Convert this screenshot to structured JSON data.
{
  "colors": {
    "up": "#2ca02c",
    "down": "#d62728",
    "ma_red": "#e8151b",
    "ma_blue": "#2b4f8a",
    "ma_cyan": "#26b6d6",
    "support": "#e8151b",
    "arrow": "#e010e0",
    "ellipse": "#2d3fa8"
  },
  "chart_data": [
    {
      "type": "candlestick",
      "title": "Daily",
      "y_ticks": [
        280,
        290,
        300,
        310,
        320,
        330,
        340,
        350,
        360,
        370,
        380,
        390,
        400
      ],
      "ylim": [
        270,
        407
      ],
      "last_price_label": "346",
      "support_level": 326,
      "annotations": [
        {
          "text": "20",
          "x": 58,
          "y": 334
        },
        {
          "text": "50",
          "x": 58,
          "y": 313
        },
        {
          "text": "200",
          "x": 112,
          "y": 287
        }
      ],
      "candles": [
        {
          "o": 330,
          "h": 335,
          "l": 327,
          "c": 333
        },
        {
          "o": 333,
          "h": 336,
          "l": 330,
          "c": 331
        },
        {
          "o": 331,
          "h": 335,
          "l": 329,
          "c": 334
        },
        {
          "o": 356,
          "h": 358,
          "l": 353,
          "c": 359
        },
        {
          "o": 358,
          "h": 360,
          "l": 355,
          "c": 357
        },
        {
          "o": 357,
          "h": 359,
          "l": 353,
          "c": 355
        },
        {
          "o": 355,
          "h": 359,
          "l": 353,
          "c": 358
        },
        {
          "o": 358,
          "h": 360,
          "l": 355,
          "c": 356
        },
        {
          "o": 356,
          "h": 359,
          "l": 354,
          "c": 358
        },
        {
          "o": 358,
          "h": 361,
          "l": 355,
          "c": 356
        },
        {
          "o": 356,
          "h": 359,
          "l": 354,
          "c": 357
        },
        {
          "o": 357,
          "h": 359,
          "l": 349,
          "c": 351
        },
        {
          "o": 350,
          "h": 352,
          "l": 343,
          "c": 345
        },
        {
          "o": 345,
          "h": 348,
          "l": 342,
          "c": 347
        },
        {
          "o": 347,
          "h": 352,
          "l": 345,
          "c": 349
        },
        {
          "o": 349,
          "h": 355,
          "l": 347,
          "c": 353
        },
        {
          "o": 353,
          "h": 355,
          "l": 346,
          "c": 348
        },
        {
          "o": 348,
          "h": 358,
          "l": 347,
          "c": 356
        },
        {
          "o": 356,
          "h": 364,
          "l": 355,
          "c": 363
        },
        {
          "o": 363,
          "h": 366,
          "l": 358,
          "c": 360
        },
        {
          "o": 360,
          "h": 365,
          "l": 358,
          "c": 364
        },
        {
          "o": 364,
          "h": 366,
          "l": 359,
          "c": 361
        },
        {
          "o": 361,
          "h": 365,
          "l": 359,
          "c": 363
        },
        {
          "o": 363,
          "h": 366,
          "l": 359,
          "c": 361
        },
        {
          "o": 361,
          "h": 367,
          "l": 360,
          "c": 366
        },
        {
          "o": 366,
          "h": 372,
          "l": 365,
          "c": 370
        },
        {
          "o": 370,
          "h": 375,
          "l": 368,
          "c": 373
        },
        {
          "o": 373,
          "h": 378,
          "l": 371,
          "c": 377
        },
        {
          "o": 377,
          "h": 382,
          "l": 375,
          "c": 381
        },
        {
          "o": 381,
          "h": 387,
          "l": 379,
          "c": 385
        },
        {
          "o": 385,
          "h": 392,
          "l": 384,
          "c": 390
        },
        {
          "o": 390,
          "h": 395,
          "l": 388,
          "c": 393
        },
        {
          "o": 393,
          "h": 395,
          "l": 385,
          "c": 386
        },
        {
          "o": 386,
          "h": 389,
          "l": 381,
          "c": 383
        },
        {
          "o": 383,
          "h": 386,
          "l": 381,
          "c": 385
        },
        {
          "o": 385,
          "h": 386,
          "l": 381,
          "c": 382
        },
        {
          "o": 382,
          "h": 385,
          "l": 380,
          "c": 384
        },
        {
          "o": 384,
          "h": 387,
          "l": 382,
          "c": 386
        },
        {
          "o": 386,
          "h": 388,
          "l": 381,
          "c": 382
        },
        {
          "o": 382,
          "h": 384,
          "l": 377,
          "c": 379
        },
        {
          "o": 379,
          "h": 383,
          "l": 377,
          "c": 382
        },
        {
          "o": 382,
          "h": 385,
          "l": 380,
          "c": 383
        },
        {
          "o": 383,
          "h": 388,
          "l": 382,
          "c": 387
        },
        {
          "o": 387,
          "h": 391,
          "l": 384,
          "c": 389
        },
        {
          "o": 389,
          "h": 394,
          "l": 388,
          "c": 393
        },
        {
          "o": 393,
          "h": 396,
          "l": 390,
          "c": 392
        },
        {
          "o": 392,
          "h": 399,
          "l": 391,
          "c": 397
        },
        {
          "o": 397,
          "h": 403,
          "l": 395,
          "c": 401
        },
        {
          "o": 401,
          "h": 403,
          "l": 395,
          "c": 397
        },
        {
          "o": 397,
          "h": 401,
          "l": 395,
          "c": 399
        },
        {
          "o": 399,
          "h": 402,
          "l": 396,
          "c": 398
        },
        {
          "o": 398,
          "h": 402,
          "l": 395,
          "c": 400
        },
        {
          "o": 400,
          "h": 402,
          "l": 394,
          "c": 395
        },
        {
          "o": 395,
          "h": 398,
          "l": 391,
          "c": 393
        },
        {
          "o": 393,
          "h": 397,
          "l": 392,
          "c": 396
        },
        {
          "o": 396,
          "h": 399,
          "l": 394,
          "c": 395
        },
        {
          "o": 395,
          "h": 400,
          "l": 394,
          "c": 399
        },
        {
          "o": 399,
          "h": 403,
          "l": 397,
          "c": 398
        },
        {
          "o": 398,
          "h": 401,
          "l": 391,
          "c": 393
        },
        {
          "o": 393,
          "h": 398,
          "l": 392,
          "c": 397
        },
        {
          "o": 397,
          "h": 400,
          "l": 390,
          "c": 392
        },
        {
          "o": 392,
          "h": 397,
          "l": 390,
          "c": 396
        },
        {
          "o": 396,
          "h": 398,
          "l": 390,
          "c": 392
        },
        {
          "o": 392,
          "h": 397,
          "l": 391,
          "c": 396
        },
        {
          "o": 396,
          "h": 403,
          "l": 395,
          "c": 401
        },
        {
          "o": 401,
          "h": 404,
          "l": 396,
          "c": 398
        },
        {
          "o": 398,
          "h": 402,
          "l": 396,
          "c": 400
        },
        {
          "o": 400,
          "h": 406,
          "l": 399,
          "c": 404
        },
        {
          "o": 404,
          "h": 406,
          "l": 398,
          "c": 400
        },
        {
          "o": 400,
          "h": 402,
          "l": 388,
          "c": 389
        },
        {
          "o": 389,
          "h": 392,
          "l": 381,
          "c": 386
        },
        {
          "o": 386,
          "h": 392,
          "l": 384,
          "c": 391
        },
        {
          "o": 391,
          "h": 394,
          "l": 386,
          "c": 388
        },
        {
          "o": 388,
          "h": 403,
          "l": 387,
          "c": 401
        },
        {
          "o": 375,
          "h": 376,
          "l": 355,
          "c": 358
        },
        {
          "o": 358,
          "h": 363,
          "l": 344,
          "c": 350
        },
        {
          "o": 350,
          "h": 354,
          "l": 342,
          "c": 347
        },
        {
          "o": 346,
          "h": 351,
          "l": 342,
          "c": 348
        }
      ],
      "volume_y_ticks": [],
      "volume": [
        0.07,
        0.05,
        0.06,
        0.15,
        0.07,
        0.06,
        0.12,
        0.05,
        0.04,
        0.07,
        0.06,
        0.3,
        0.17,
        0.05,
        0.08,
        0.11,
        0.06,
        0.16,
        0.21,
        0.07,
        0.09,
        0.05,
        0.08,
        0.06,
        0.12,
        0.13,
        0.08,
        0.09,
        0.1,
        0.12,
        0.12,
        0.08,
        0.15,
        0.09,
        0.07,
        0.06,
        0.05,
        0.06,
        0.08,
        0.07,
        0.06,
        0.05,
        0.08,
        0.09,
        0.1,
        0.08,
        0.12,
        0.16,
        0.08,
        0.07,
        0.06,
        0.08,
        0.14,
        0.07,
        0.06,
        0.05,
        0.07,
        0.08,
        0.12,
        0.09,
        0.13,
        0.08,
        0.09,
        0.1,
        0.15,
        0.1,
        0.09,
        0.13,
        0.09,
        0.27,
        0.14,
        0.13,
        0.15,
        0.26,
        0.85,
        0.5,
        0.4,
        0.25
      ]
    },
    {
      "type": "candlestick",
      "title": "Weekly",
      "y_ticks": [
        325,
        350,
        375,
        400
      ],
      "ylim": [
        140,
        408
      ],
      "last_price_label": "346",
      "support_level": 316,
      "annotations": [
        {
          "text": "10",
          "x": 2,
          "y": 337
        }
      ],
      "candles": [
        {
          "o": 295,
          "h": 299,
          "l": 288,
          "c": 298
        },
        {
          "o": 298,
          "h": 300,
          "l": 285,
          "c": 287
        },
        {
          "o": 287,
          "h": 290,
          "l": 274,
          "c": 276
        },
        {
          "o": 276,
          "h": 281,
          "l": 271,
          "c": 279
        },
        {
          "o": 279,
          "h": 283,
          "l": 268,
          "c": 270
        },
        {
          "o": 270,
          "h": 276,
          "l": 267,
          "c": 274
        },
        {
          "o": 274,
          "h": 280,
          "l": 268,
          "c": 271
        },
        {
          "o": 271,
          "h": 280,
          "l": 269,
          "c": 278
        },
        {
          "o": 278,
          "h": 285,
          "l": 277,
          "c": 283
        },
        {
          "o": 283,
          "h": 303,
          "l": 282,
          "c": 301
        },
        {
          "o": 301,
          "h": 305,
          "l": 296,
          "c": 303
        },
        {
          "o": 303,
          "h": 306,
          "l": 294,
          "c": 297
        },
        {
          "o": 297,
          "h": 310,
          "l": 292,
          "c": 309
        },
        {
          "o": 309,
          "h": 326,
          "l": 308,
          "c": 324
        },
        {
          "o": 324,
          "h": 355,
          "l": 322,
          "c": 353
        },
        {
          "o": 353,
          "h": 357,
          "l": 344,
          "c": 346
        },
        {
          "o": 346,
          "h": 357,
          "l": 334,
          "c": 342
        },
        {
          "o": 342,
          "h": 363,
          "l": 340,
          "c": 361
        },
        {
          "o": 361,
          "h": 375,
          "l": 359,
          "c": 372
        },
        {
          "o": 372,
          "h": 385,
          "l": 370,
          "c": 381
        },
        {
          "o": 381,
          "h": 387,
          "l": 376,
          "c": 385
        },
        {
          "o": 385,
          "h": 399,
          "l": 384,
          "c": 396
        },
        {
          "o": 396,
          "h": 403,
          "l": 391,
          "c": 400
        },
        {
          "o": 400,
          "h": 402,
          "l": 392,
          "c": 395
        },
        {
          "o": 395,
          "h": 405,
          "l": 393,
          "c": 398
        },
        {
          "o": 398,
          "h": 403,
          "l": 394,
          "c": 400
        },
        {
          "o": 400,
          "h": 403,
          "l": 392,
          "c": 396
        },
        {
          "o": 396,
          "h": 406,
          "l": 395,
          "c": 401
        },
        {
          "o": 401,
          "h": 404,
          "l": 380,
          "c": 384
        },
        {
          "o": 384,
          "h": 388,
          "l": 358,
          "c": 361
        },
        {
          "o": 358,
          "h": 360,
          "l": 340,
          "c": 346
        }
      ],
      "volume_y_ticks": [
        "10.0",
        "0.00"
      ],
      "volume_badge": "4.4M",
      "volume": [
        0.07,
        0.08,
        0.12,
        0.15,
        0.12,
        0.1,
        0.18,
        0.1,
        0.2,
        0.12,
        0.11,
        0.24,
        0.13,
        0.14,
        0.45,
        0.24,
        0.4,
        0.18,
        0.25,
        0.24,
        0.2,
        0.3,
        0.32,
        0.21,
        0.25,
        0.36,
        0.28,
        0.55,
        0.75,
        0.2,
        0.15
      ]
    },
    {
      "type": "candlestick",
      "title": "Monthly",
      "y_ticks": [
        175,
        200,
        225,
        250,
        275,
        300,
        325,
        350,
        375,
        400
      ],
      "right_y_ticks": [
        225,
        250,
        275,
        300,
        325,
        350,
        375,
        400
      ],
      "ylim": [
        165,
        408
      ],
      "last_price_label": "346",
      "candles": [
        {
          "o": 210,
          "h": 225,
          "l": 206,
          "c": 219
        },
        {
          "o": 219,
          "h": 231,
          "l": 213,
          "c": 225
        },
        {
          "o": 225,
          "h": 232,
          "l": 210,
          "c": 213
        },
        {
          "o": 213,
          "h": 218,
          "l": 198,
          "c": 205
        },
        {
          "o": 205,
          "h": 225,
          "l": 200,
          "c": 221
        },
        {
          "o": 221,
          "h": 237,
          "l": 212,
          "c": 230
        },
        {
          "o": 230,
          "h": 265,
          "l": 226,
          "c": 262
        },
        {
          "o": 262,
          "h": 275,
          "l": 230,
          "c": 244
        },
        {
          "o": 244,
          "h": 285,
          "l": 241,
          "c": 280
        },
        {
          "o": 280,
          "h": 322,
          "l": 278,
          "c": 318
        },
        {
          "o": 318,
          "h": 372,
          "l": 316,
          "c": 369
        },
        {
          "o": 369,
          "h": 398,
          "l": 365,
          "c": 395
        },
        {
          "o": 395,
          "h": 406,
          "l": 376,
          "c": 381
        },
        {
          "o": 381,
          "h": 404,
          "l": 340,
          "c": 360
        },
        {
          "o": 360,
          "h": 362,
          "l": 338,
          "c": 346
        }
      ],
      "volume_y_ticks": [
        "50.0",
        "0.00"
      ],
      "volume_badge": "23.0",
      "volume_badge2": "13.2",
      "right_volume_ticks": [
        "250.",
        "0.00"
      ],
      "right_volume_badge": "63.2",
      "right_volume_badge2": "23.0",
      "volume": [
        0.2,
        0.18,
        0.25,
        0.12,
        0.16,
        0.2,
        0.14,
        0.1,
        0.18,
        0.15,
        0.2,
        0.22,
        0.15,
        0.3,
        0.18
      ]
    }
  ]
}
◇ ◇ ◇ ◇ ◇
Find every line in the records that contains the word "title"; copy those lines.

      "title": "Daily",
      "title": "Weekly",
      "title": "Monthly",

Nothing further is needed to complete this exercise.